BEGIN SELECTED TEXT
I checked my printer made drawings against the shown dimensions. They were good.  I redid the cam in the same way.  Glued the print to the metal and finished w/ a half round file this time.  I think its better but very difficult to say with certainty.  A place to start. If you used the 11.5mm piston did you do it in the original dimensioned block?  It seems that would be VERY tight especially with respect to the passages.  Bigger block? How much? I appreciarte all the help you and Gail are giving.  I've done two cylinder reversing tug boat engines, Atkinson Cycle and Hit and Miss but this one is tough.  Swift752   Bob


----------



## Inky Engines (Jan 29, 2013)

Bob

You certainly didn't waste any time in remaking the cam!  I presume that you don't have access to a milling machine and rotary table.

I did squeeze the 11.5 mm bore into the original block size, it is tight and the passages do need to be repositioned, but it will fit - the idea came from the excellent 'another Comber' build log of arnoldb on this forum - although he increased the bore to 16mm which obviously did require a resize of the cylinder block.
END SELECTED TEXT
BEGIN DATASET ENTRIES
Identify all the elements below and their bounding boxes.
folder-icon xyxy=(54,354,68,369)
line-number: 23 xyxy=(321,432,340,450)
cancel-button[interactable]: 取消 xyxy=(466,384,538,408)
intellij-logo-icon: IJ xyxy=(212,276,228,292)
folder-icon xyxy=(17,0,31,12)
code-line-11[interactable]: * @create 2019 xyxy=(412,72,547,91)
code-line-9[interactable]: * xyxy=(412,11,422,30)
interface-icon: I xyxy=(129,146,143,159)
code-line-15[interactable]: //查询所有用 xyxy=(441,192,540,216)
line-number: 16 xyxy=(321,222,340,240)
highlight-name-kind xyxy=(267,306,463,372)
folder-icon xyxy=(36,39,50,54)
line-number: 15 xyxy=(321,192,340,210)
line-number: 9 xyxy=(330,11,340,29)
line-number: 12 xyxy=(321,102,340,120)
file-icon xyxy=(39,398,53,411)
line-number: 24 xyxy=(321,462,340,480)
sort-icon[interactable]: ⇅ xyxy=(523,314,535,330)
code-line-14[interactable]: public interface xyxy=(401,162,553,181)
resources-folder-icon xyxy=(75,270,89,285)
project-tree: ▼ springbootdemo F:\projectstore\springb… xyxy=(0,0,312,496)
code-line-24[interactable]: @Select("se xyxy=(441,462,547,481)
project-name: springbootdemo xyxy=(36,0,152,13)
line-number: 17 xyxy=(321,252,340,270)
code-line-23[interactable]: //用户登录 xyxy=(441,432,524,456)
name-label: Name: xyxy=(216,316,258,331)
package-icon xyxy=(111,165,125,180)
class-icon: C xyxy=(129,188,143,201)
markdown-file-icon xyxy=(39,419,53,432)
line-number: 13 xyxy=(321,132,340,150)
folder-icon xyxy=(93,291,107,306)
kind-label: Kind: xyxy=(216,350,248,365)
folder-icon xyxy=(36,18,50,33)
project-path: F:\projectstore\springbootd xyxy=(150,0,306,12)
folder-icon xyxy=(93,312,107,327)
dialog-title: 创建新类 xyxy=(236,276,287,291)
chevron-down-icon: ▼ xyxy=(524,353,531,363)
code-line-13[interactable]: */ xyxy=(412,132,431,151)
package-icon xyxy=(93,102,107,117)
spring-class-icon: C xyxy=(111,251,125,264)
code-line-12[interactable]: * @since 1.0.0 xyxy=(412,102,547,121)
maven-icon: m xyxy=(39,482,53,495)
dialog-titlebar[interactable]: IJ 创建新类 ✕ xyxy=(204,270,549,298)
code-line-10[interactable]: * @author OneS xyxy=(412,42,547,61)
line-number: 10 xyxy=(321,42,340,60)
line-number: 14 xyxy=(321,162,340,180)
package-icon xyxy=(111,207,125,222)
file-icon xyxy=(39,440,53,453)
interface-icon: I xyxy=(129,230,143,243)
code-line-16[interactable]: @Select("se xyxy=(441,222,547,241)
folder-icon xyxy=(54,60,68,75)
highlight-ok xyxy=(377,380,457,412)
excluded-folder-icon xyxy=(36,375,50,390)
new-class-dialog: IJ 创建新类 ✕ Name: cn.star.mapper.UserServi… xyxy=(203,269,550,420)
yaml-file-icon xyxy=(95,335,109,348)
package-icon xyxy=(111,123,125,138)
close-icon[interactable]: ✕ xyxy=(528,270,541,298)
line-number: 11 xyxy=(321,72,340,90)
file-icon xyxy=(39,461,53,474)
END DATASET ENTRIES
> **LIST OF TASKS**:
- 1) In the engine forum thread, what did Bob use this time to finish the cam after gluing the print to the metal?
- 2) In the engine forum thread, swap "half round file" for "flat file" and write out the passage starting at "I checked my" and ending at "(Jan 29, 2013)".
- 3) Do these statements agree with the engine forum thread? (a) Bob has built a Hit and Miss engine before. (b) The 11.5 mm bore required a larger cylinder block. (c) Inky Engines presumes that Bob has a milling machine and rotary table.

> **ANSWERS IN ORDER**:
- 1) A half round file.

- 2)
I checked my printer made drawings against the shown dimensions. They were good.  I redid the cam in the same way.  Glued the print to the metal and finished w/ a flat file this time.  I think its better but very difficult to say with certainty.  A place to start. If you used the 11.5mm piston did you do it in the original dimensioned block?  It seems that would be VERY tight especially with respect to the passages.  Bigger block? How much? I appreciarte all the help you and Gail are giving.  I've done two cylinder reversing tug boat engines, Atkinson Cycle and Hit and Miss but this one is tough.  Swift752   Bob


----------



## Inky Engines (Jan 29, 2013)

- 3)
(a) Yes: "I've done two cylinder reversing tug boat engines, Atkinson Cycle and Hit and Miss but this one is tough."
(b) No: "I did squeeze the 11.5 mm bore into the original block size"
(c) No: "I presume that you don't have access to a milling machine and rotary table."